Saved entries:
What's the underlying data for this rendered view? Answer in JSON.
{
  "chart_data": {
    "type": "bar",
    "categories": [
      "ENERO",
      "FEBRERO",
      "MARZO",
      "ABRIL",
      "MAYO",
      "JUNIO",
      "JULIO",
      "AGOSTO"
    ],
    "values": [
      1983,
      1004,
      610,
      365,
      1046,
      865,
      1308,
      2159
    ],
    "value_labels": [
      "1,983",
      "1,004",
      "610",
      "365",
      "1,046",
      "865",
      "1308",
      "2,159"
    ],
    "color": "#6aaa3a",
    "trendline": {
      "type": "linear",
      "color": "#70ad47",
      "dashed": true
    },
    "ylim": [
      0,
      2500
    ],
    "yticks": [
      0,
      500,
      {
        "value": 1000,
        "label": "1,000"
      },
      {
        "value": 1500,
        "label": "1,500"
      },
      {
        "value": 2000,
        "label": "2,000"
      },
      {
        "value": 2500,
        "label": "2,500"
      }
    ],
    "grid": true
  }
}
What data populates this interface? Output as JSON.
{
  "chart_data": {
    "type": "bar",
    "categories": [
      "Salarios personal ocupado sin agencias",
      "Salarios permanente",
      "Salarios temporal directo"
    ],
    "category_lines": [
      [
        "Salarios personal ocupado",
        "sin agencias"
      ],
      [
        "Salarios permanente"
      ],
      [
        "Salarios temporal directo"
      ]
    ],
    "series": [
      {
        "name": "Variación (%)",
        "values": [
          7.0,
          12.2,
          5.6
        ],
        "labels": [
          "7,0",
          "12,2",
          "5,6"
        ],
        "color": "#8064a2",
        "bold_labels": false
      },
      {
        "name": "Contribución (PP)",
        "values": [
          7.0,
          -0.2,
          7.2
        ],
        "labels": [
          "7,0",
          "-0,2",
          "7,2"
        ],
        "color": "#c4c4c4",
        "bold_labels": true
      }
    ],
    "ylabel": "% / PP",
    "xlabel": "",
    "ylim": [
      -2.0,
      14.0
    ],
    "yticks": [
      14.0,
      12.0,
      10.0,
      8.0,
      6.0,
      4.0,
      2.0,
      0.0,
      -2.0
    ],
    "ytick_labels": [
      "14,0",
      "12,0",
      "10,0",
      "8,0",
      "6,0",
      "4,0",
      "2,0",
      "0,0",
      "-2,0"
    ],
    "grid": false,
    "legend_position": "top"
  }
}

What needs to be done –
Give all of the entries again, word for word.

Reply –
What's the underlying data for this rendered view? Answer in JSON.
{
  "chart_data": {
    "type": "bar",
    "categories": [
      "ENERO",
      "FEBRERO",
      "MARZO",
      "ABRIL",
      "MAYO",
      "JUNIO",
      "JULIO",
      "AGOSTO"
    ],
    "values": [
      1983,
      1004,
      610,
      365,
      1046,
      865,
      1308,
      2159
    ],
    "value_labels": [
      "1,983",
      "1,004",
      "610",
      "365",
      "1,046",
      "865",
      "1308",
      "2,159"
    ],
    "color": "#6aaa3a",
    "trendline": {
      "type": "linear",
      "color": "#70ad47",
      "dashed": true
    },
    "ylim": [
      0,
      2500
    ],
    "yticks": [
      0,
      500,
      {
        "value": 1000,
        "label": "1,000"
      },
      {
        "value": 1500,
        "label": "1,500"
      },
      {
        "value": 2000,
        "label": "2,000"
      },
      {
        "value": 2500,
        "label": "2,500"
      }
    ],
    "grid": true
  }
}
What data populates this interface? Output as JSON.
{
  "chart_data": {
    "type": "bar",
    "categories": [
      "Salarios personal ocupado sin agencias",
      "Salarios permanente",
      "Salarios temporal directo"
    ],
    "category_lines": [
      [
        "Salarios personal ocupado",
        "sin agencias"
      ],
      [
        "Salarios permanente"
      ],
      [
        "Salarios temporal directo"
      ]
    ],
    "series": [
      {
        "name": "Variación (%)",
        "values": [
          7.0,
          12.2,
          5.6
        ],
        "labels": [
          "7,0",
          "12,2",
          "5,6"
        ],
        "color": "#8064a2",
        "bold_labels": false
      },
      {
        "name": "Contribución (PP)",
        "values": [
          7.0,
          -0.2,
          7.2
        ],
        "labels": [
          "7,0",
          "-0,2",
          "7,2"
        ],
        "color": "#c4c4c4",
        "bold_labels": true
      }
    ],
    "ylabel": "% / PP",
    "xlabel": "",
    "ylim": [
      -2.0,
      14.0
    ],
    "yticks": [
      14.0,
      12.0,
      10.0,
      8.0,
      6.0,
      4.0,
      2.0,
      0.0,
      -2.0
    ],
    "ytick_labels": [
      "14,0",
      "12,0",
      "10,0",
      "8,0",
      "6,0",
      "4,0",
      "2,0",
      "0,0",
      "-2,0"
    ],
    "grid": false,
    "legend_position": "top"
  }
}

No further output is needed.